Rows from a figure dataset
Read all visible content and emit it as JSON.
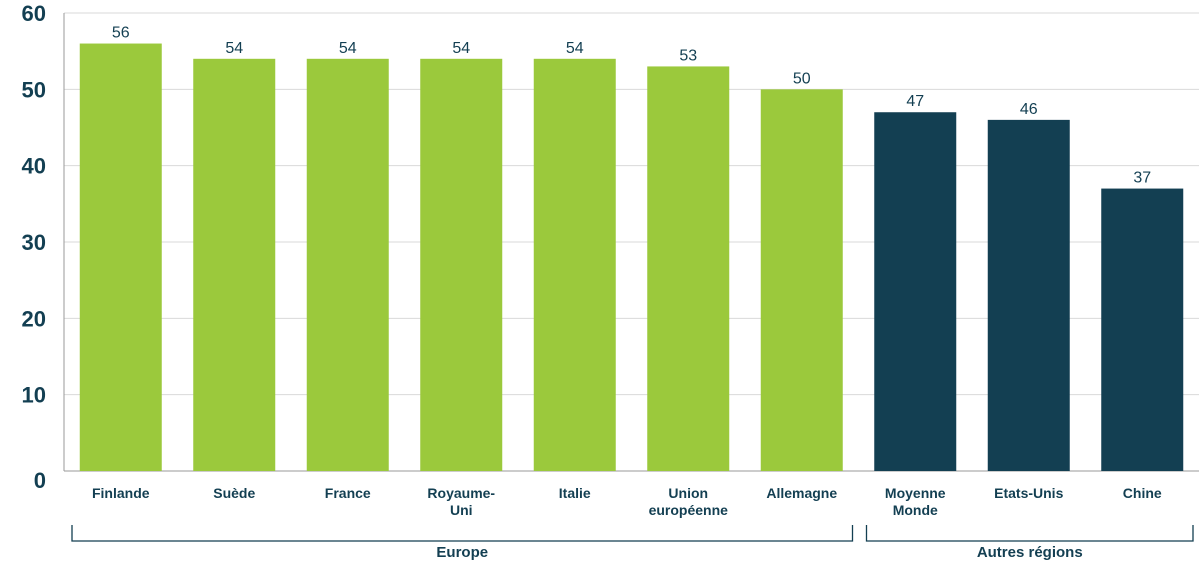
{
  "chart_data": {
    "type": "bar",
    "title": "",
    "xlabel": "",
    "ylabel": "",
    "ylim": [
      0,
      60
    ],
    "yticks": [
      0,
      10,
      20,
      30,
      40,
      50,
      60
    ],
    "grid": true,
    "categories": [
      "Finlande",
      "Suède",
      "France",
      "Royaume-Uni",
      "Italie",
      "Union européenne",
      "Allemagne",
      "Moyenne Monde",
      "Etats-Unis",
      "Chine"
    ],
    "category_lines": [
      [
        "Finlande"
      ],
      [
        "Suède"
      ],
      [
        "France"
      ],
      [
        "Royaume-",
        "Uni"
      ],
      [
        "Italie"
      ],
      [
        "Union",
        "européenne"
      ],
      [
        "Allemagne"
      ],
      [
        "Moyenne",
        "Monde"
      ],
      [
        "Etats-Unis"
      ],
      [
        "Chine"
      ]
    ],
    "values": [
      56,
      54,
      54,
      54,
      54,
      53,
      50,
      47,
      46,
      37
    ],
    "groups": [
      {
        "label": "Europe",
        "start": 0,
        "end": 6,
        "color": "#9bc93c"
      },
      {
        "label": "Autres régions",
        "start": 7,
        "end": 9,
        "color": "#133f52"
      }
    ]
  }
}
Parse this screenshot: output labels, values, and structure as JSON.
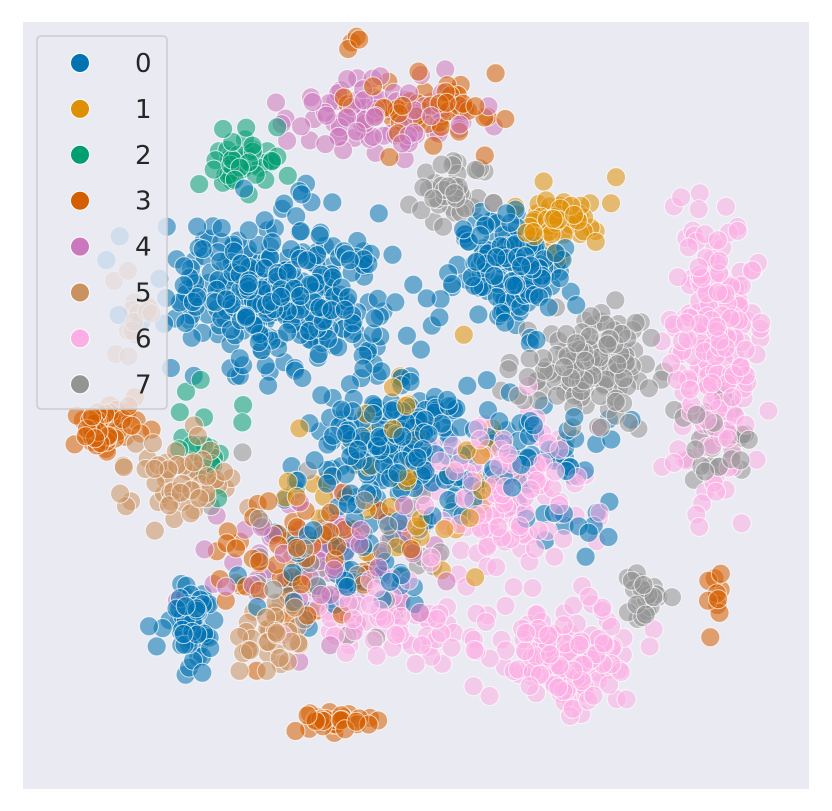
{
  "chart_data": {
    "type": "scatter",
    "title": "",
    "xlabel": "",
    "ylabel": "",
    "grid": false,
    "axis_ticks": false,
    "background": "#eaeaf2",
    "marker_alpha": 0.55,
    "marker_edge": "#ffffff",
    "legend": {
      "position": "top-left"
    },
    "xlim": [
      0,
      100
    ],
    "ylim": [
      0,
      100
    ],
    "series": [
      {
        "name": "0",
        "color": "#0173b2"
      },
      {
        "name": "1",
        "color": "#de8f05"
      },
      {
        "name": "2",
        "color": "#029e73"
      },
      {
        "name": "3",
        "color": "#d55e00"
      },
      {
        "name": "4",
        "color": "#cc78bc"
      },
      {
        "name": "5",
        "color": "#ca9161"
      },
      {
        "name": "6",
        "color": "#fbafe4"
      },
      {
        "name": "7",
        "color": "#949494"
      }
    ],
    "clusters": [
      {
        "series": 0,
        "cx": 33,
        "cy": 65,
        "sx": 12,
        "sy": 8,
        "n": 340
      },
      {
        "series": 0,
        "cx": 47,
        "cy": 45,
        "sx": 8,
        "sy": 7,
        "n": 220
      },
      {
        "series": 0,
        "cx": 62,
        "cy": 68,
        "sx": 6,
        "sy": 6,
        "n": 160
      },
      {
        "series": 0,
        "cx": 21,
        "cy": 22,
        "sx": 3,
        "sy": 4.5,
        "n": 70
      },
      {
        "series": 0,
        "cx": 65,
        "cy": 42,
        "sx": 10,
        "sy": 8,
        "n": 70
      },
      {
        "series": 0,
        "cx": 40,
        "cy": 30,
        "sx": 10,
        "sy": 7,
        "n": 60
      },
      {
        "series": 1,
        "cx": 68,
        "cy": 74,
        "sx": 5,
        "sy": 4,
        "n": 60
      },
      {
        "series": 1,
        "cx": 50,
        "cy": 40,
        "sx": 12,
        "sy": 10,
        "n": 55
      },
      {
        "series": 2,
        "cx": 28,
        "cy": 82,
        "sx": 4,
        "sy": 3,
        "n": 45
      },
      {
        "series": 2,
        "cx": 22,
        "cy": 45,
        "sx": 6,
        "sy": 6,
        "n": 20
      },
      {
        "series": 3,
        "cx": 52,
        "cy": 88,
        "sx": 8,
        "sy": 3.5,
        "n": 55
      },
      {
        "series": 3,
        "cx": 10,
        "cy": 47,
        "sx": 4,
        "sy": 3,
        "n": 45
      },
      {
        "series": 3,
        "cx": 40,
        "cy": 9,
        "sx": 3,
        "sy": 1.3,
        "n": 30
      },
      {
        "series": 3,
        "cx": 35,
        "cy": 30,
        "sx": 10,
        "sy": 8,
        "n": 60
      },
      {
        "series": 3,
        "cx": 88,
        "cy": 25,
        "sx": 1.5,
        "sy": 3,
        "n": 10
      },
      {
        "series": 3,
        "cx": 42,
        "cy": 97,
        "sx": 1,
        "sy": 1,
        "n": 4
      },
      {
        "series": 4,
        "cx": 45,
        "cy": 88,
        "sx": 10,
        "sy": 4,
        "n": 90
      },
      {
        "series": 4,
        "cx": 38,
        "cy": 30,
        "sx": 12,
        "sy": 8,
        "n": 70
      },
      {
        "series": 5,
        "cx": 20,
        "cy": 40,
        "sx": 6,
        "sy": 5,
        "n": 60
      },
      {
        "series": 5,
        "cx": 32,
        "cy": 20,
        "sx": 4,
        "sy": 4,
        "n": 45
      },
      {
        "series": 5,
        "cx": 14,
        "cy": 62,
        "sx": 3,
        "sy": 4,
        "n": 15
      },
      {
        "series": 6,
        "cx": 88,
        "cy": 58,
        "sx": 5,
        "sy": 15,
        "n": 240
      },
      {
        "series": 6,
        "cx": 68,
        "cy": 17,
        "sx": 7,
        "sy": 5,
        "n": 150
      },
      {
        "series": 6,
        "cx": 62,
        "cy": 38,
        "sx": 9,
        "sy": 8,
        "n": 140
      },
      {
        "series": 6,
        "cx": 47,
        "cy": 22,
        "sx": 10,
        "sy": 6,
        "n": 80
      },
      {
        "series": 7,
        "cx": 72,
        "cy": 55,
        "sx": 6,
        "sy": 6,
        "n": 140
      },
      {
        "series": 7,
        "cx": 55,
        "cy": 78,
        "sx": 4,
        "sy": 3,
        "n": 40
      },
      {
        "series": 7,
        "cx": 79,
        "cy": 25,
        "sx": 2,
        "sy": 2.3,
        "n": 25
      },
      {
        "series": 7,
        "cx": 88,
        "cy": 45,
        "sx": 4,
        "sy": 5,
        "n": 30
      },
      {
        "series": 7,
        "cx": 42,
        "cy": 30,
        "sx": 12,
        "sy": 10,
        "n": 50
      }
    ]
  }
}
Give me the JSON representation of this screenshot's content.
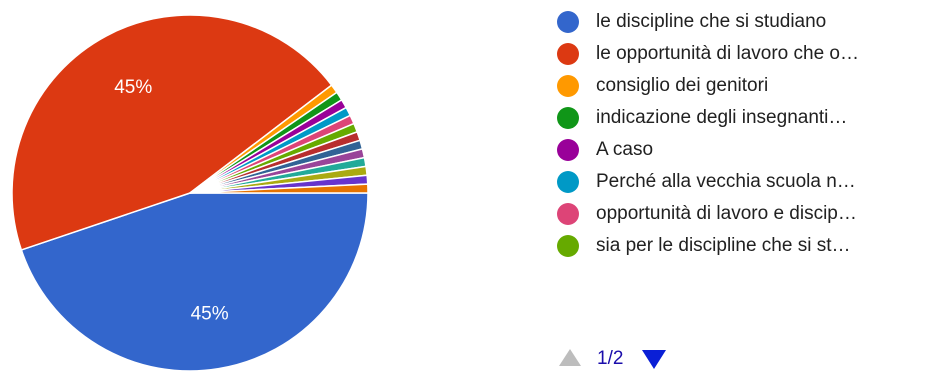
{
  "chart_data": {
    "type": "pie",
    "slices": [
      {
        "label": "le discipline che si studiano",
        "value": 45,
        "color": "#3366cc",
        "data_label": "45%"
      },
      {
        "label": "le opportunità di lavoro che o…",
        "value": 45,
        "color": "#dc3912",
        "data_label": "45%"
      },
      {
        "label": "consiglio dei genitori",
        "value": 0.8,
        "color": "#ff9900",
        "data_label": ""
      },
      {
        "label": "indicazione degli insegnanti…",
        "value": 0.8,
        "color": "#109618",
        "data_label": ""
      },
      {
        "label": "A caso",
        "value": 0.8,
        "color": "#990099",
        "data_label": ""
      },
      {
        "label": "Perché alla vecchia scuola n…",
        "value": 0.8,
        "color": "#0099c6",
        "data_label": ""
      },
      {
        "label": "opportunità di lavoro e discip…",
        "value": 0.8,
        "color": "#dd4477",
        "data_label": ""
      },
      {
        "label": "sia per le discipline che si st…",
        "value": 0.8,
        "color": "#66aa00",
        "data_label": ""
      },
      {
        "label": "",
        "value": 0.8,
        "color": "#b82e2e",
        "data_label": ""
      },
      {
        "label": "",
        "value": 0.8,
        "color": "#316395",
        "data_label": ""
      },
      {
        "label": "",
        "value": 0.8,
        "color": "#994499",
        "data_label": ""
      },
      {
        "label": "",
        "value": 0.8,
        "color": "#22aa99",
        "data_label": ""
      },
      {
        "label": "",
        "value": 0.8,
        "color": "#aaaa11",
        "data_label": ""
      },
      {
        "label": "",
        "value": 0.8,
        "color": "#6633cc",
        "data_label": ""
      },
      {
        "label": "",
        "value": 0.8,
        "color": "#e67300",
        "data_label": ""
      }
    ],
    "legend_position": "right"
  },
  "legend": {
    "items": [
      {
        "label": "le discipline che si studiano",
        "color": "#3366cc"
      },
      {
        "label": "le opportunità di lavoro che o…",
        "color": "#dc3912"
      },
      {
        "label": "consiglio dei genitori",
        "color": "#ff9900"
      },
      {
        "label": "indicazione degli insegnanti…",
        "color": "#109618"
      },
      {
        "label": "A caso",
        "color": "#990099"
      },
      {
        "label": "Perché alla vecchia scuola n…",
        "color": "#0099c6"
      },
      {
        "label": "opportunità di lavoro e discip…",
        "color": "#dd4477"
      },
      {
        "label": "sia per le discipline che si st…",
        "color": "#66aa00"
      }
    ]
  },
  "pager": {
    "text": "1/2",
    "prev_icon": "triangle-up-icon",
    "next_icon": "triangle-down-icon"
  }
}
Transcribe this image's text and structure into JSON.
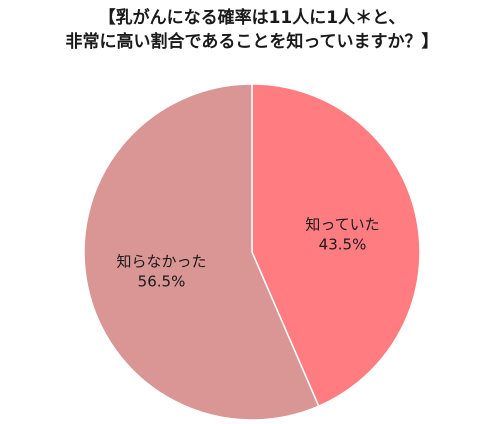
{
  "title_lines": [
    "【乳がんになる確率は11人に1人＊と、",
    "非常に高い割合であることを知っていますか？】"
  ],
  "chart_data": {
    "type": "pie",
    "title": "【乳がんになる確率は11人に1人＊と、非常に高い割合であることを知っていますか？】",
    "slices": [
      {
        "label": "知っていた",
        "value": 43.5,
        "value_label": "43.5%",
        "color": "#ff7c80"
      },
      {
        "label": "知らなかった",
        "value": 56.5,
        "value_label": "56.5%",
        "color": "#d99694"
      }
    ],
    "start": "12 o'clock",
    "direction": "clockwise"
  }
}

> [To do] Select every line above that contains the word "values", and copy it.

> [The response]
    "values": [
Parse this screenshot: output labels, values, and structure as JSON.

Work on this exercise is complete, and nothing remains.